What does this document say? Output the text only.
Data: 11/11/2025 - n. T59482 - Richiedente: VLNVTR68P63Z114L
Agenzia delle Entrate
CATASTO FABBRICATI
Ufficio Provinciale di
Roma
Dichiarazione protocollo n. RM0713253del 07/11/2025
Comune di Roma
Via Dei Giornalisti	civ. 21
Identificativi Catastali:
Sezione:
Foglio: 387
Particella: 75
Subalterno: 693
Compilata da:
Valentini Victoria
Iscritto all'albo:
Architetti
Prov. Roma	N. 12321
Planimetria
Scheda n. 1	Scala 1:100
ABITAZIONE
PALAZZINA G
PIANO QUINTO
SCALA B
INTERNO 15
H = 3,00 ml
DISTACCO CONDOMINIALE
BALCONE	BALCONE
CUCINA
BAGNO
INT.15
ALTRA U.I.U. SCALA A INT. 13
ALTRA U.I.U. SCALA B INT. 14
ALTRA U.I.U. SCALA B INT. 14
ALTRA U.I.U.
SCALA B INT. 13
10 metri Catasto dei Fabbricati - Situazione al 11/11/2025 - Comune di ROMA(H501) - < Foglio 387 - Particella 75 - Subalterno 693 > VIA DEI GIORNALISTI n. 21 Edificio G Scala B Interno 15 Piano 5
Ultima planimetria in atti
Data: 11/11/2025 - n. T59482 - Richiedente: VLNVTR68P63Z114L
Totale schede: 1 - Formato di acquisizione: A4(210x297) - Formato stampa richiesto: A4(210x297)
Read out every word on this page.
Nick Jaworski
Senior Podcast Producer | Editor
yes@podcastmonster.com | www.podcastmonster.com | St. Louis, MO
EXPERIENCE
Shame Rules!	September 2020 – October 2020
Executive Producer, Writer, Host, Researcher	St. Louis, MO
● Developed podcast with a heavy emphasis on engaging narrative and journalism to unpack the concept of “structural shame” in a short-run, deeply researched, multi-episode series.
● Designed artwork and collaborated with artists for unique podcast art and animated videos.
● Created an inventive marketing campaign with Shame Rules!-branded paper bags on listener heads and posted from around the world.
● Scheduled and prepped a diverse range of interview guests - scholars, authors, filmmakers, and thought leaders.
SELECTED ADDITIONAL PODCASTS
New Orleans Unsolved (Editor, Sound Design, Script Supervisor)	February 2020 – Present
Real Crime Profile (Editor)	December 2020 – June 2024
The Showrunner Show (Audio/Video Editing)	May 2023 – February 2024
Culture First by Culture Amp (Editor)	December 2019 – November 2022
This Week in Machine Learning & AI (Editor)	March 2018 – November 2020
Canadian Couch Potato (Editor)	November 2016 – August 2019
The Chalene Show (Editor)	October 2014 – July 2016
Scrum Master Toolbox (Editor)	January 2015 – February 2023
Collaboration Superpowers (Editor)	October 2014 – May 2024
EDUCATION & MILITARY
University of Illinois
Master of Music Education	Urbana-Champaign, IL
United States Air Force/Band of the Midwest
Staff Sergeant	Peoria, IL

────────────────────────────────────────

Stated task = Return exactly, and only, the line containing "Read out every word on this page." and every line after it through the end of the material.

Full output =
Read out every word on this page.
Nick Jaworski
Senior Podcast Producer | Editor
yes@podcastmonster.com | www.podcastmonster.com | St. Louis, MO
EXPERIENCE
Shame Rules!	September 2020 – October 2020
Executive Producer, Writer, Host, Researcher	St. Louis, MO
● Developed podcast with a heavy emphasis on engaging narrative and journalism to unpack the concept of “structural shame” in a short-run, deeply researched, multi-episode series.
● Designed artwork and collaborated with artists for unique podcast art and animated videos.
● Created an inventive marketing campaign with Shame Rules!-branded paper bags on listener heads and posted from around the world.
● Scheduled and prepped a diverse range of interview guests - scholars, authors, filmmakers, and thought leaders.
SELECTED ADDITIONAL PODCASTS
New Orleans Unsolved (Editor, Sound Design, Script Supervisor)	February 2020 – Present
Real Crime Profile (Editor)	December 2020 – June 2024
The Showrunner Show (Audio/Video Editing)	May 2023 – February 2024
Culture First by Culture Amp (Editor)	December 2019 – November 2022
This Week in Machine Learning & AI (Editor)	March 2018 – November 2020
Canadian Couch Potato (Editor)	November 2016 – August 2019
The Chalene Show (Editor)	October 2014 – July 2016
Scrum Master Toolbox (Editor)	January 2015 – February 2023
Collaboration Superpowers (Editor)	October 2014 – May 2024
EDUCATION & MILITARY
University of Illinois
Master of Music Education	Urbana-Champaign, IL
United States Air Force/Band of the Midwest
Staff Sergeant	Peoria, IL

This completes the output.